### [Stated exercise]
In the listing below, locate the lines bearing the word "icon". Copy every one of them.

* * * * * * *

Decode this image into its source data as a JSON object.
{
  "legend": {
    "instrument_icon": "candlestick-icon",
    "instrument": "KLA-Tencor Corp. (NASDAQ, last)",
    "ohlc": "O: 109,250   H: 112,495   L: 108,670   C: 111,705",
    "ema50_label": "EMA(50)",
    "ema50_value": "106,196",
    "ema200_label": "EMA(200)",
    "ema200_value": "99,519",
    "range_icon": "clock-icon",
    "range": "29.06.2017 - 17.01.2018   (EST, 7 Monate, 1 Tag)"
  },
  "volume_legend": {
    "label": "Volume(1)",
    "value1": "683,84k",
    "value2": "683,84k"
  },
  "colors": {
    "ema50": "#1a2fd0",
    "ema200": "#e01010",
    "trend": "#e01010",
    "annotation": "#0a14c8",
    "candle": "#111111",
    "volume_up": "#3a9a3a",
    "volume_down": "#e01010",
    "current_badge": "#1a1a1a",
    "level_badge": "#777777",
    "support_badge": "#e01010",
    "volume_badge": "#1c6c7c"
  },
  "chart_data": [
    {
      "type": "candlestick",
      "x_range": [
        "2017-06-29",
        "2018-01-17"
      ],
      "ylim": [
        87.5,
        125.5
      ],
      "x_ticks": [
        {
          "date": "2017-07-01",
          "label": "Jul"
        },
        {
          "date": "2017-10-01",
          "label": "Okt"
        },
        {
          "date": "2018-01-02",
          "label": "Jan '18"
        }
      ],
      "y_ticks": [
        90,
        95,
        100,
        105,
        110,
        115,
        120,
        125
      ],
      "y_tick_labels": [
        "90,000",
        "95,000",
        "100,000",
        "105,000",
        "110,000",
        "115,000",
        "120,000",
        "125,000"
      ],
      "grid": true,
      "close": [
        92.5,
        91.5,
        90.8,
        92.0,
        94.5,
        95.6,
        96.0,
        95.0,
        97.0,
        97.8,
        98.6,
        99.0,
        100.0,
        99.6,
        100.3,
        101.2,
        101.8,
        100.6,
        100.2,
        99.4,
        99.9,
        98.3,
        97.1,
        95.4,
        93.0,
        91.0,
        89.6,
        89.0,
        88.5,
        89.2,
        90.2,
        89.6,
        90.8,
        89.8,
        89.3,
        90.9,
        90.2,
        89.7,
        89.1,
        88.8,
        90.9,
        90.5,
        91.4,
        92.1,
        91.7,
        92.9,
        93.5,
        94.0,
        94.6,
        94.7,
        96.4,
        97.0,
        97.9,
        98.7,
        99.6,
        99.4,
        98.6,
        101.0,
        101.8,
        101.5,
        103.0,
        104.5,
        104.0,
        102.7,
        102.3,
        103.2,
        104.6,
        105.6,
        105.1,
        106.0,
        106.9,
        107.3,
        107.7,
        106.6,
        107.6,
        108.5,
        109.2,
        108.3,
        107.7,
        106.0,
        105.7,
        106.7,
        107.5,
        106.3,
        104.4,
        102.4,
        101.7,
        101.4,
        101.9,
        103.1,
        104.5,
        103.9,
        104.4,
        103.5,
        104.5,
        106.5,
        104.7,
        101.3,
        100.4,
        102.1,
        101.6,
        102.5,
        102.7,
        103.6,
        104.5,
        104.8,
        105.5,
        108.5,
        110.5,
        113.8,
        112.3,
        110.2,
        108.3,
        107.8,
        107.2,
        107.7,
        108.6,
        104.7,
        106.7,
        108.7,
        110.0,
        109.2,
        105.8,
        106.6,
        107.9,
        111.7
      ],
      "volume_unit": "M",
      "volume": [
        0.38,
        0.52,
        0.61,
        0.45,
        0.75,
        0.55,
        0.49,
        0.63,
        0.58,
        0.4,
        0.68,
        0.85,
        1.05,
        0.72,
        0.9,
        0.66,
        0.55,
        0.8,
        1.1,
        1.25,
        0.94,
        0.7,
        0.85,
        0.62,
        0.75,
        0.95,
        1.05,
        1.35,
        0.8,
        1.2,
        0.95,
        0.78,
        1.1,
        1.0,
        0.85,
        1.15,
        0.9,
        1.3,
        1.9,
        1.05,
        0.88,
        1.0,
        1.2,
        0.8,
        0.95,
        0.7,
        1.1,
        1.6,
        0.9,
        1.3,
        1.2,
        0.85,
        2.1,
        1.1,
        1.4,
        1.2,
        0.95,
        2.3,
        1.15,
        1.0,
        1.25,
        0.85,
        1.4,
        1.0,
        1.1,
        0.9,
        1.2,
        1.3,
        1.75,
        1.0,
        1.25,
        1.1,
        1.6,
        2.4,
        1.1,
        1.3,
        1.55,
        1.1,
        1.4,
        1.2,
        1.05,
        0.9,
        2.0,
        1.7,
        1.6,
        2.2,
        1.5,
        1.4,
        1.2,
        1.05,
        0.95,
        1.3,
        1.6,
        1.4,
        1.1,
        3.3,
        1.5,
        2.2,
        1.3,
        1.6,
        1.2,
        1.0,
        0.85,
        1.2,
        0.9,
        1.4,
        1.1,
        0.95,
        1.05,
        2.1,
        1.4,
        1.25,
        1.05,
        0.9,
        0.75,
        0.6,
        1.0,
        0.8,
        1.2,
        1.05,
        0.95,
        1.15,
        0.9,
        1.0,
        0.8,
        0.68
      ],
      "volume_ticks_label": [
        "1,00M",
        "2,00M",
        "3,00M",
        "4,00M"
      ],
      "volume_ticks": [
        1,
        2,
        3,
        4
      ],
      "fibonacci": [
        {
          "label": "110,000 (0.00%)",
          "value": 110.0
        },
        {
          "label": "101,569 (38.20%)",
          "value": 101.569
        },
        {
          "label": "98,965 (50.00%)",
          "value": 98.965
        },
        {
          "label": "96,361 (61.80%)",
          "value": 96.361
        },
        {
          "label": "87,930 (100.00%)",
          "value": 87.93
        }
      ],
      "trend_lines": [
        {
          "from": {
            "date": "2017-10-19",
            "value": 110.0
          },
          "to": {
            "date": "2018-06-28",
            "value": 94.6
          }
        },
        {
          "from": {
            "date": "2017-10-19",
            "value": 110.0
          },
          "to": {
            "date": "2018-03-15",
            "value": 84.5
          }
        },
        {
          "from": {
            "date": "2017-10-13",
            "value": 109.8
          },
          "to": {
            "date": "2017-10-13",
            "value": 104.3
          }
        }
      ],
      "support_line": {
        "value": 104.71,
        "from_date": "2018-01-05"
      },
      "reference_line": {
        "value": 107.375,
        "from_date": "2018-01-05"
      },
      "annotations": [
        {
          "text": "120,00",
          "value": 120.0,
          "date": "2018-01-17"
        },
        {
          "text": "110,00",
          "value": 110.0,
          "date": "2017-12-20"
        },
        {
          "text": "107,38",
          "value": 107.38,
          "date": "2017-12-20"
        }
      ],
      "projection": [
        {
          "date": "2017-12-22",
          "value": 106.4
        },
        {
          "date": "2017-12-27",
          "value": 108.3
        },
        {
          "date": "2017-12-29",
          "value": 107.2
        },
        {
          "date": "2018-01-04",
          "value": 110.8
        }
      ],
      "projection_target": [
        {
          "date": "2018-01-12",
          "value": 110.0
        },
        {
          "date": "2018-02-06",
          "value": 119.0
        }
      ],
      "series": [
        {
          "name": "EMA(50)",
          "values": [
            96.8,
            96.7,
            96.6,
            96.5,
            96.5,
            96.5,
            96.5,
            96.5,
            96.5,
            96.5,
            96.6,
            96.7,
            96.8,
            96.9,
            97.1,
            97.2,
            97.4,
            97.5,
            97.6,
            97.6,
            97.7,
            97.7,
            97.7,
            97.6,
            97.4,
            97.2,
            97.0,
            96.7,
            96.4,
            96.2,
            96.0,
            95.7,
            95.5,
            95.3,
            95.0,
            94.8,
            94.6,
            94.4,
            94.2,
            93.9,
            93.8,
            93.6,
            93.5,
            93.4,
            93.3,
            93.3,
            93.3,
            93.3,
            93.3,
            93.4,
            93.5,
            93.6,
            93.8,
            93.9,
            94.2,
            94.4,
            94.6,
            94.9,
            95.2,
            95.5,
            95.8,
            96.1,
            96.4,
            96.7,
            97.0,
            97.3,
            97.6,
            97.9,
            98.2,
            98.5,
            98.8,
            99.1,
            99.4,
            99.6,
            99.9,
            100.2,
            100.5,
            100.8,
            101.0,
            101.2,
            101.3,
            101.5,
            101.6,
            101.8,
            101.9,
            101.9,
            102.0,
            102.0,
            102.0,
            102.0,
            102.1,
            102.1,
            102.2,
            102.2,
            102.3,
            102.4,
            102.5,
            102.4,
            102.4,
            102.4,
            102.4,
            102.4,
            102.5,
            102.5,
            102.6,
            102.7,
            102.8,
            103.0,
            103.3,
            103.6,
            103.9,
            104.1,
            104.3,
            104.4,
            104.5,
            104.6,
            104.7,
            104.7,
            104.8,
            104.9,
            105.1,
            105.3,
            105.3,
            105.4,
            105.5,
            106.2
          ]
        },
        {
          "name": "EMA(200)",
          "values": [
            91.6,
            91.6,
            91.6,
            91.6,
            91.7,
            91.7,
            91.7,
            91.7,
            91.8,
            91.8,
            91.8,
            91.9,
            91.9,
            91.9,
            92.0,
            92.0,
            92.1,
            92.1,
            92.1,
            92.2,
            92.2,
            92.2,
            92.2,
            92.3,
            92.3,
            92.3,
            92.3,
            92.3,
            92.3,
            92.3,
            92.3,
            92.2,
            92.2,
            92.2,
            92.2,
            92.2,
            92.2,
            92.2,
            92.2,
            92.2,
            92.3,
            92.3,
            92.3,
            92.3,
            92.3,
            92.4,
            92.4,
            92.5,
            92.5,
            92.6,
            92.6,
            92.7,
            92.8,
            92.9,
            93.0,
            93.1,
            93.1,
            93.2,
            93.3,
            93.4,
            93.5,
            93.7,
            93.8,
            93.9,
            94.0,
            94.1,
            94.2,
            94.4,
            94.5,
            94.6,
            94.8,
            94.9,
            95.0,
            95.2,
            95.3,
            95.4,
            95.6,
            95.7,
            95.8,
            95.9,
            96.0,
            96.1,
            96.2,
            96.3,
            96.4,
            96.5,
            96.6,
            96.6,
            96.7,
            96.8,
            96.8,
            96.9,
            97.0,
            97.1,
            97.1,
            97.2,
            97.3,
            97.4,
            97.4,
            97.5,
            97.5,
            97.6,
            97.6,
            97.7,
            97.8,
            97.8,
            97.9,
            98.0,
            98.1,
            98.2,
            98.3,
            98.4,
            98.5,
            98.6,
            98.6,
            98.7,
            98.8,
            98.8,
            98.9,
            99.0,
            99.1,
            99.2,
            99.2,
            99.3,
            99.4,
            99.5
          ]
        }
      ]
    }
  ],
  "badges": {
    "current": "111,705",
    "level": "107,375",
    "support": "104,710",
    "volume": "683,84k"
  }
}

* * * * * * *

### [Full output]
    "instrument_icon": "candlestick-icon",
    "range_icon": "clock-icon",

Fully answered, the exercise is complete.